Stored entries
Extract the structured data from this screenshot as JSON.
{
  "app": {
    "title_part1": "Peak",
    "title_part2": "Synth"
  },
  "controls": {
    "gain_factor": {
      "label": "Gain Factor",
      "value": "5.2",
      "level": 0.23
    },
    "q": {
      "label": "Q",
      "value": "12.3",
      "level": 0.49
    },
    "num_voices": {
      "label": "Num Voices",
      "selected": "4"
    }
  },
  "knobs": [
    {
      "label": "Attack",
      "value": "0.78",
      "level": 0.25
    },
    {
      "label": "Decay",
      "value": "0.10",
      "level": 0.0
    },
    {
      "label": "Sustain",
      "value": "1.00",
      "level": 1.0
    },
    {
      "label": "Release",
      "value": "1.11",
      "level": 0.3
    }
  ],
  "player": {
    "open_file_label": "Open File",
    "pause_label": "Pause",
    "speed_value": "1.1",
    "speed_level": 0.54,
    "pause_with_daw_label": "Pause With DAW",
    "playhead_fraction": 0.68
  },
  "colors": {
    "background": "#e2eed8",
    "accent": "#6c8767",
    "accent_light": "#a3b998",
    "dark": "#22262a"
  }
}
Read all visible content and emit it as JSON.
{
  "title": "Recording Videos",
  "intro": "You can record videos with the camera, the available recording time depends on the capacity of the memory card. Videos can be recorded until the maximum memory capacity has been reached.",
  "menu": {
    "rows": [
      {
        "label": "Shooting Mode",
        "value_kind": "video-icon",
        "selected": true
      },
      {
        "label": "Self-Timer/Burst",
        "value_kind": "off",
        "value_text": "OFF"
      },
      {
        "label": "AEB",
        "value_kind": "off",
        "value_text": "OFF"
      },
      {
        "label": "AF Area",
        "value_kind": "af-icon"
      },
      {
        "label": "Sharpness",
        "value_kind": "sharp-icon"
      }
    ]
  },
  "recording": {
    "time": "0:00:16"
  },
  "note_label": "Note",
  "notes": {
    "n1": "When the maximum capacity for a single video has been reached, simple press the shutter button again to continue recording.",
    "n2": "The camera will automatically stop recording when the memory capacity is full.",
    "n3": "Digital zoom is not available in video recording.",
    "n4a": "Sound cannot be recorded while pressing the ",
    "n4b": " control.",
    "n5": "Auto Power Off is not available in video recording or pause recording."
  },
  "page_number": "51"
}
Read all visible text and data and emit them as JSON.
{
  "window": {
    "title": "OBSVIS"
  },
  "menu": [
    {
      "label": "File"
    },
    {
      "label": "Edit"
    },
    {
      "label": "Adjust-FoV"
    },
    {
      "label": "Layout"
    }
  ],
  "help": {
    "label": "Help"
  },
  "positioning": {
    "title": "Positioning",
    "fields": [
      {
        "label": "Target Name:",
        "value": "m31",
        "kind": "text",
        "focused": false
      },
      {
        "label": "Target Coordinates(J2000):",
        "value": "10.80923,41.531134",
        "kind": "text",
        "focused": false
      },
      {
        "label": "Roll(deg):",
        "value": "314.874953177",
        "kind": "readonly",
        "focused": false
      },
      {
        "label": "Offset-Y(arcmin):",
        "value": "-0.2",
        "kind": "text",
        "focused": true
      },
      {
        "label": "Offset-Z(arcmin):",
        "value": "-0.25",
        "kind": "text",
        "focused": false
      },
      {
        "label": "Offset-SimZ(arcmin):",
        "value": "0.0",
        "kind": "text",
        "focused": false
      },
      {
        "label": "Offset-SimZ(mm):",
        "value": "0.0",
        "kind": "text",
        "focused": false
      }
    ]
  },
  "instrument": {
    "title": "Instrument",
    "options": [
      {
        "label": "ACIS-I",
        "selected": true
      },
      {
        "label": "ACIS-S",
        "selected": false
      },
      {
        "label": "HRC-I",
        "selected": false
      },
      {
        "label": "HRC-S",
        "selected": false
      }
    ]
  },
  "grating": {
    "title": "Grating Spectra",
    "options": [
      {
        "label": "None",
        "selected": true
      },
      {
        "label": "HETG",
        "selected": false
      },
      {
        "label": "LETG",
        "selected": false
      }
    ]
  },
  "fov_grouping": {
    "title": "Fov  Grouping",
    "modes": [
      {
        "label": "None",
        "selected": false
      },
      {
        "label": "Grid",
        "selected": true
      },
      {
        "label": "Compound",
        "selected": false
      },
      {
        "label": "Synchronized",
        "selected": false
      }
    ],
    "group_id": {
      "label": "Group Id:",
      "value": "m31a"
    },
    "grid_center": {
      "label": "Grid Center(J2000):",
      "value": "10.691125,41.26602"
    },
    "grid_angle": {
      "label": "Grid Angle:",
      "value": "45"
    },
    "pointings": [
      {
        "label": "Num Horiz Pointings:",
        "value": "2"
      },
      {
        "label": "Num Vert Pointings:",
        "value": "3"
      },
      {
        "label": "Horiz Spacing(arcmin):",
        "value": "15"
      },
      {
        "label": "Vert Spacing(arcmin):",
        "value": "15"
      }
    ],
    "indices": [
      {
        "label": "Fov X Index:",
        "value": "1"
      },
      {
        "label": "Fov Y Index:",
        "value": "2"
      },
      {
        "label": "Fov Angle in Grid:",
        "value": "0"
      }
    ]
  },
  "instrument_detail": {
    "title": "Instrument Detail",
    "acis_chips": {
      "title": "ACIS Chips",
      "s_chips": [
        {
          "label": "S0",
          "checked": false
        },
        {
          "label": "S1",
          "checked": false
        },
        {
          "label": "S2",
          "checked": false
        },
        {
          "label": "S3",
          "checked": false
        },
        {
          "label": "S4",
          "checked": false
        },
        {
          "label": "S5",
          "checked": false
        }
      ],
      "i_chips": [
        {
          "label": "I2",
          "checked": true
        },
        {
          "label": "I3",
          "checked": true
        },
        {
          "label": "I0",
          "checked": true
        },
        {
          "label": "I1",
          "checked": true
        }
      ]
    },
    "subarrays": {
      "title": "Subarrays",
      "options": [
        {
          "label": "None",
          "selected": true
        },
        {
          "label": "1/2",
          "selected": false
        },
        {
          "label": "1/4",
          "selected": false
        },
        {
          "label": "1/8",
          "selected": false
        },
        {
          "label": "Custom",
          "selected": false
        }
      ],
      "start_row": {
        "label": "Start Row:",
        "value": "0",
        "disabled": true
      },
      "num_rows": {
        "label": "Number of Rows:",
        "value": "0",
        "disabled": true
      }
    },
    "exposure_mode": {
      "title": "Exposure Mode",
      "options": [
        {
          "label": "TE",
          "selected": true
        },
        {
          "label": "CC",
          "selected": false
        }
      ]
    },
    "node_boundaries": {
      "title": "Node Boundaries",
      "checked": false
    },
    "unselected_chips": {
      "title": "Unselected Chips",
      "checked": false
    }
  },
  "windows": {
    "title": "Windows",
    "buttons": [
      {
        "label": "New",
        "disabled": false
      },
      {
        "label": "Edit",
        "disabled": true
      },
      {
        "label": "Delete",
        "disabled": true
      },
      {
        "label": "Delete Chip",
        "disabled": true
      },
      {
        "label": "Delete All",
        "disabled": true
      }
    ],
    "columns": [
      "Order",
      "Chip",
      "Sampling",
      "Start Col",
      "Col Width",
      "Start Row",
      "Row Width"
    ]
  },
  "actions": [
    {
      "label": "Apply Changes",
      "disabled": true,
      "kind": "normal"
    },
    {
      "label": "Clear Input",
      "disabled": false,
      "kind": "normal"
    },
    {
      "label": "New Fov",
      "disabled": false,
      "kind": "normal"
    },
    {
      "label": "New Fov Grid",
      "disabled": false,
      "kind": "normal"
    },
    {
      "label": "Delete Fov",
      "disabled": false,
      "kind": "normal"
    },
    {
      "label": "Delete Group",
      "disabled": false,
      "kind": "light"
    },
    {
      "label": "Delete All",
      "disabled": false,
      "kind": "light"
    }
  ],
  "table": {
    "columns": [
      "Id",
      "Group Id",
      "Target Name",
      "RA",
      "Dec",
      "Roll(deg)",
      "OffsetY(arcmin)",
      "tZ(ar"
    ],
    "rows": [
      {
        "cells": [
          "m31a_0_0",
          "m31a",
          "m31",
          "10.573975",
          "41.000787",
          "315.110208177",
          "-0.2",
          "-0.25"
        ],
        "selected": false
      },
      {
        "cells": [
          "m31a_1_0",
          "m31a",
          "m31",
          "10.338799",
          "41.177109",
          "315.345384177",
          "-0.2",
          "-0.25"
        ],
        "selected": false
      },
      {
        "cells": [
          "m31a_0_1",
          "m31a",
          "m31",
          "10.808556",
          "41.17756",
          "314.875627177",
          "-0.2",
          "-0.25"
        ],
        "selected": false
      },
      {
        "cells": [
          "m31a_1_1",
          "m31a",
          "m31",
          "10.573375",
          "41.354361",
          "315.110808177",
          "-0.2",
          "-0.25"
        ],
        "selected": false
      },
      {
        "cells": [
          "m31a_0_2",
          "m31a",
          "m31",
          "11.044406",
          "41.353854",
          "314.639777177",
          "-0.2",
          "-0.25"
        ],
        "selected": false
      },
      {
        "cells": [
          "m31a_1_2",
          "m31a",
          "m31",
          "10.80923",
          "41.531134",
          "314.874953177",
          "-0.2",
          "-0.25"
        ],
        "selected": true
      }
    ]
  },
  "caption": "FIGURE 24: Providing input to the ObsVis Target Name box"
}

| WHAT THE EXERCISE ASKS |
Only the number is wanted: count the lines of the records that hold the word "data".

| OUTPUT FOR THIS TASK |
2